╔══

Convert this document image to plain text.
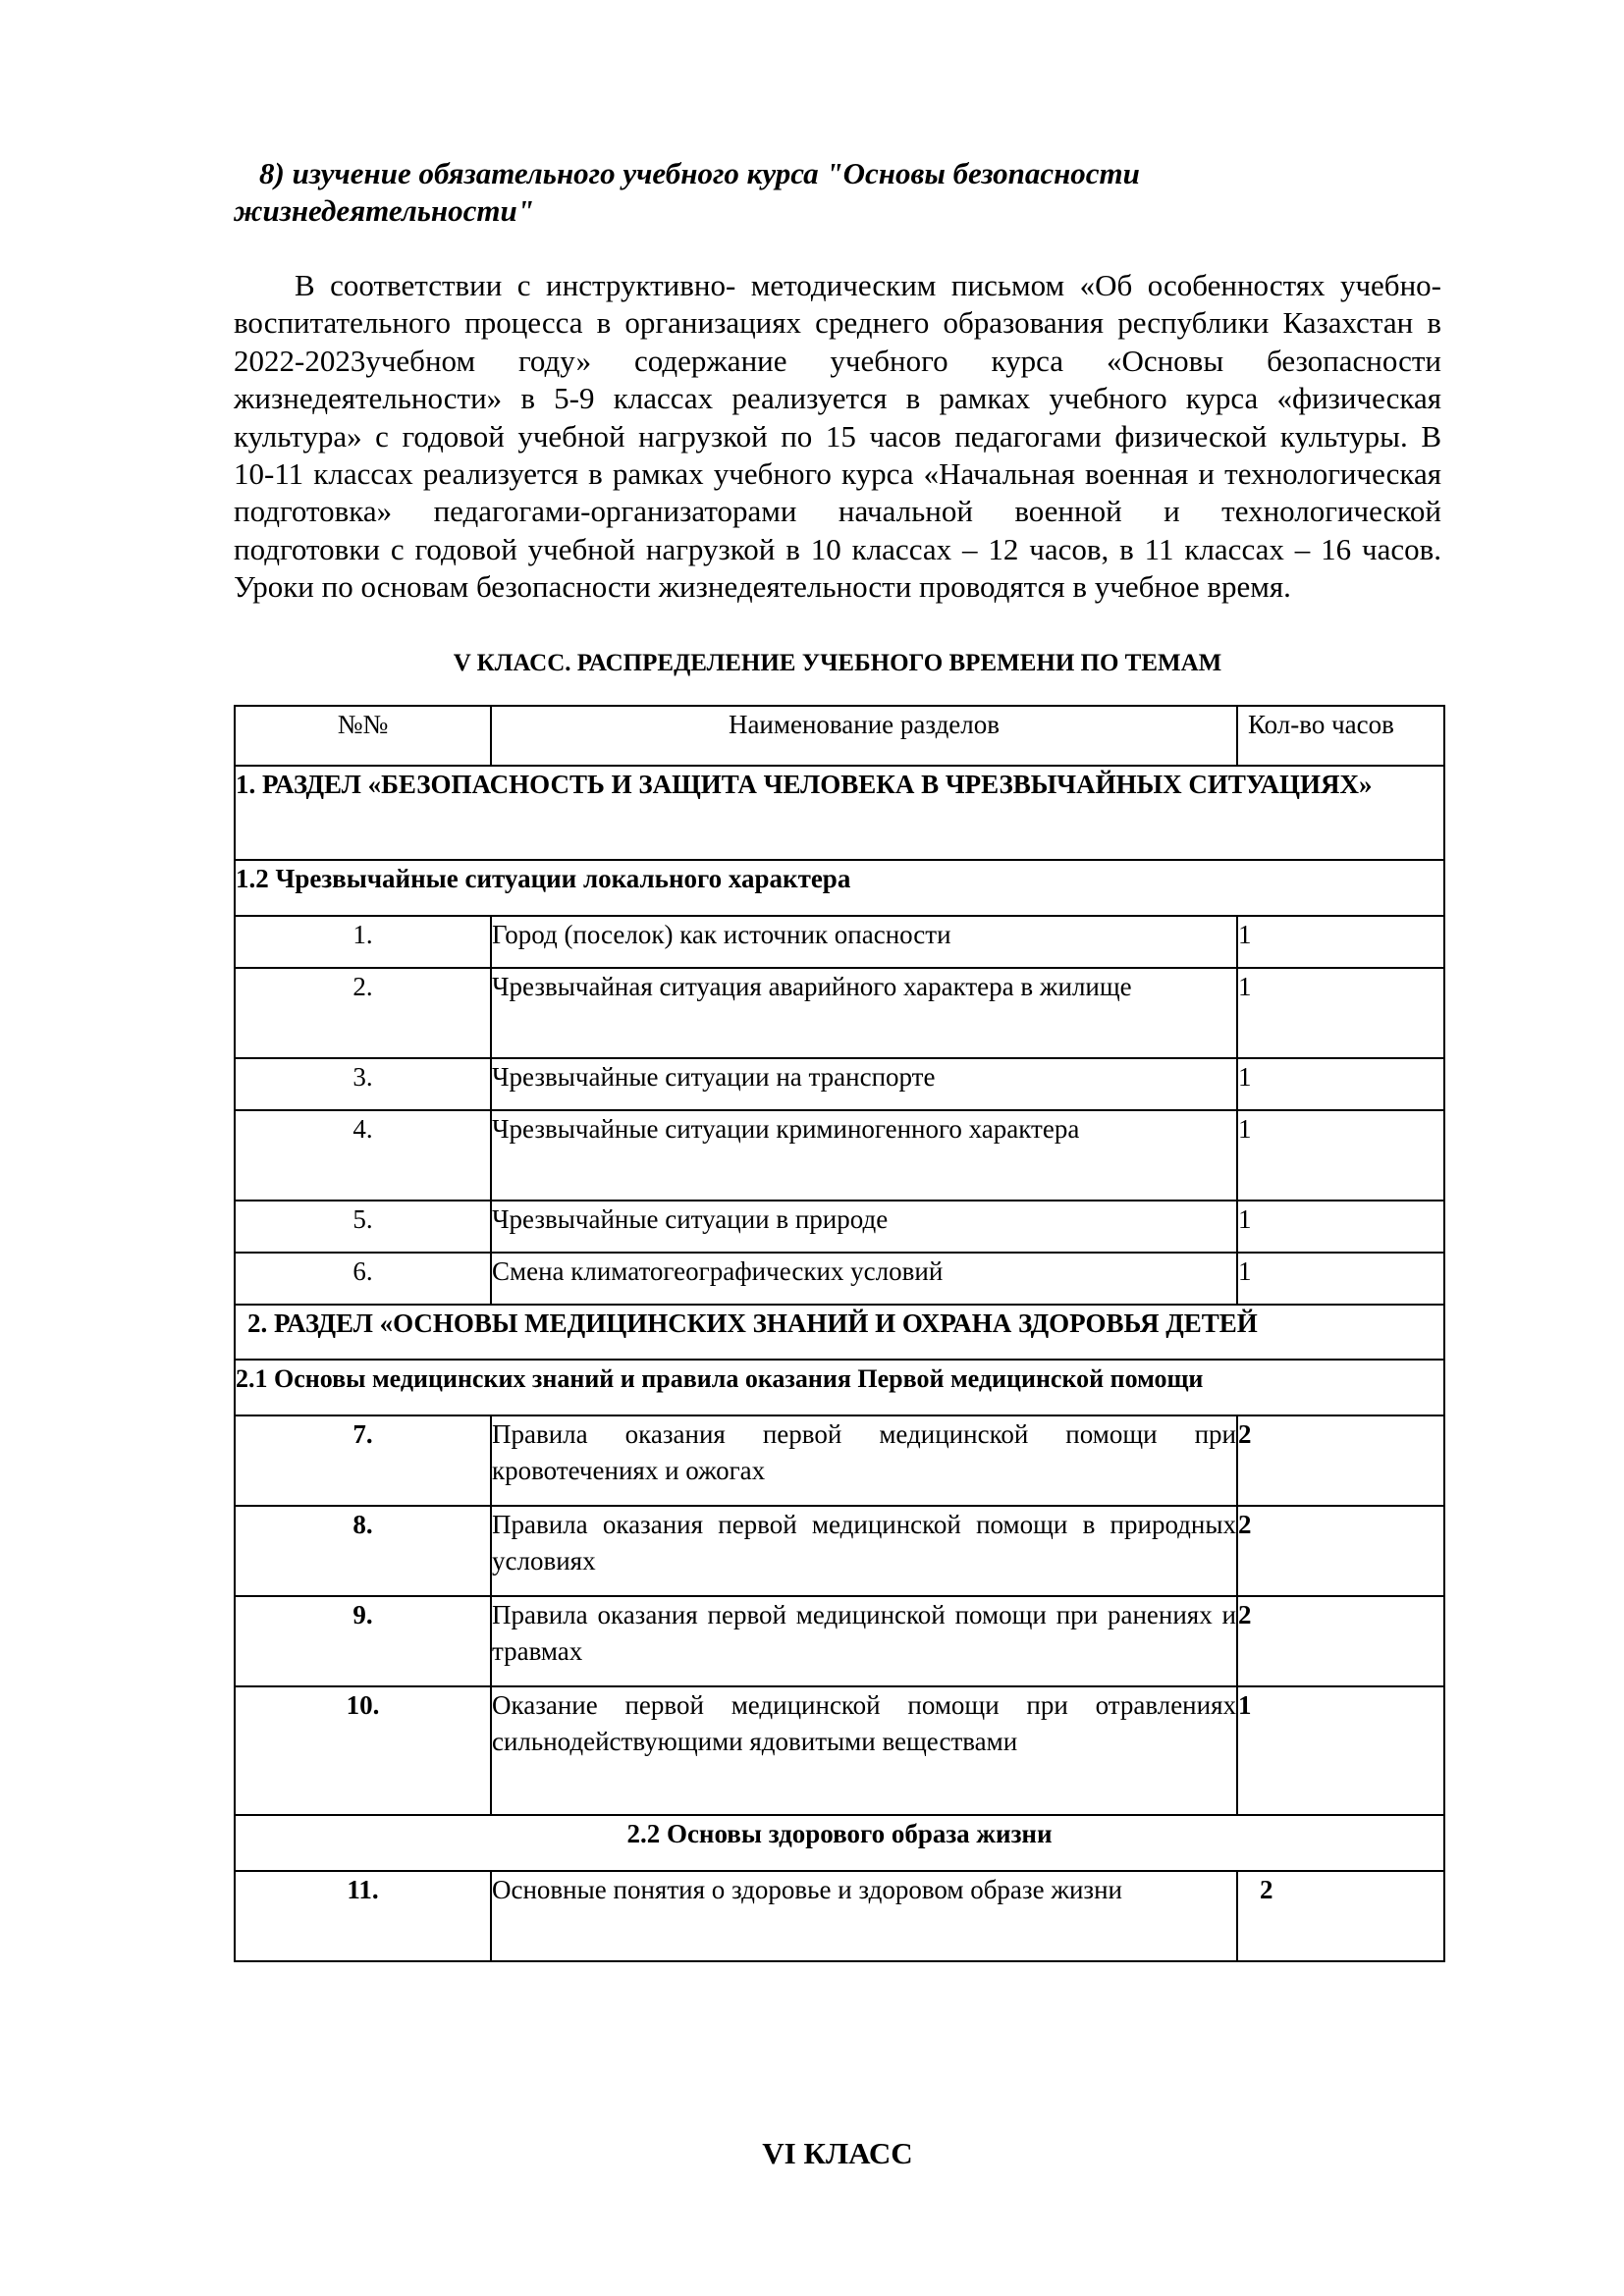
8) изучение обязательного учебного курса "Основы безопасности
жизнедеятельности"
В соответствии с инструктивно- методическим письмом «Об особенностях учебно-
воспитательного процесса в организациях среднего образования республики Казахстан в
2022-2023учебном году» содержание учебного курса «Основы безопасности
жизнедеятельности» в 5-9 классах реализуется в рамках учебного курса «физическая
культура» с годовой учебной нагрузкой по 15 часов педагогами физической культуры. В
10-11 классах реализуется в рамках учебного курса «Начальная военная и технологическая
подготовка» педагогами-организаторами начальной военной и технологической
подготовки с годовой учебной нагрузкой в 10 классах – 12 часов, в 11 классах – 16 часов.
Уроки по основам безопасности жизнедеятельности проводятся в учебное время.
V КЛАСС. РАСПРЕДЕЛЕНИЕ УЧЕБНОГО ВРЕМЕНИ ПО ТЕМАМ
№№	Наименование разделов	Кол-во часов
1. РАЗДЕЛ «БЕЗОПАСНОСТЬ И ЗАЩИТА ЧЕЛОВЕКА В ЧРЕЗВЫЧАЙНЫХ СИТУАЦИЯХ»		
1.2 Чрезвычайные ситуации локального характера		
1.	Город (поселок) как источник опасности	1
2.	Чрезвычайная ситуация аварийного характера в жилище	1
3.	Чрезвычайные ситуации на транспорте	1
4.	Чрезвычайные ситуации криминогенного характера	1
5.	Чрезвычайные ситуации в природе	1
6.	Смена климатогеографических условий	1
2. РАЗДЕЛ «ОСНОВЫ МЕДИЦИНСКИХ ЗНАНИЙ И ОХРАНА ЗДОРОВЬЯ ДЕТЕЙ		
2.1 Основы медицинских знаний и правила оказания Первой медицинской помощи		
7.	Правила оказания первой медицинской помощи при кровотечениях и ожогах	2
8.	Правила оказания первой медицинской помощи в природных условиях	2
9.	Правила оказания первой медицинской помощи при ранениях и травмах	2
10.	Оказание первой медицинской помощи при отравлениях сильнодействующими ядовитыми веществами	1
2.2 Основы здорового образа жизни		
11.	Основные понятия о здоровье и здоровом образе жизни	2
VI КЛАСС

╚══

What is asked:
Transcribe every entry word for word, but omit the pictures.

Answer for the task:
Convert this document image to plain text.
8) изучение обязательного учебного курса "Основы безопасности
жизнедеятельности"
В соответствии с инструктивно- методическим письмом «Об особенностях учебно-
воспитательного процесса в организациях среднего образования республики Казахстан в
2022-2023учебном году» содержание учебного курса «Основы безопасности
жизнедеятельности» в 5-9 классах реализуется в рамках учебного курса «физическая
культура» с годовой учебной нагрузкой по 15 часов педагогами физической культуры. В
10-11 классах реализуется в рамках учебного курса «Начальная военная и технологическая
подготовка» педагогами-организаторами начальной военной и технологической
подготовки с годовой учебной нагрузкой в 10 классах – 12 часов, в 11 классах – 16 часов.
Уроки по основам безопасности жизнедеятельности проводятся в учебное время.
V КЛАСС. РАСПРЕДЕЛЕНИЕ УЧЕБНОГО ВРЕМЕНИ ПО ТЕМАМ
№№	Наименование разделов	Кол-во часов
1. РАЗДЕЛ «БЕЗОПАСНОСТЬ И ЗАЩИТА ЧЕЛОВЕКА В ЧРЕЗВЫЧАЙНЫХ СИТУАЦИЯХ»		
1.2 Чрезвычайные ситуации локального характера		
1.	Город (поселок) как источник опасности	1
2.	Чрезвычайная ситуация аварийного характера в жилище	1
3.	Чрезвычайные ситуации на транспорте	1
4.	Чрезвычайные ситуации криминогенного характера	1
5.	Чрезвычайные ситуации в природе	1
6.	Смена климатогеографических условий	1
2. РАЗДЕЛ «ОСНОВЫ МЕДИЦИНСКИХ ЗНАНИЙ И ОХРАНА ЗДОРОВЬЯ ДЕТЕЙ		
2.1 Основы медицинских знаний и правила оказания Первой медицинской помощи		
7.	Правила оказания первой медицинской помощи при кровотечениях и ожогах	2
8.	Правила оказания первой медицинской помощи в природных условиях	2
9.	Правила оказания первой медицинской помощи при ранениях и травмах	2
10.	Оказание первой медицинской помощи при отравлениях сильнодействующими ядовитыми веществами	1
2.2 Основы здорового образа жизни		
11.	Основные понятия о здоровье и здоровом образе жизни	2
VI КЛАСС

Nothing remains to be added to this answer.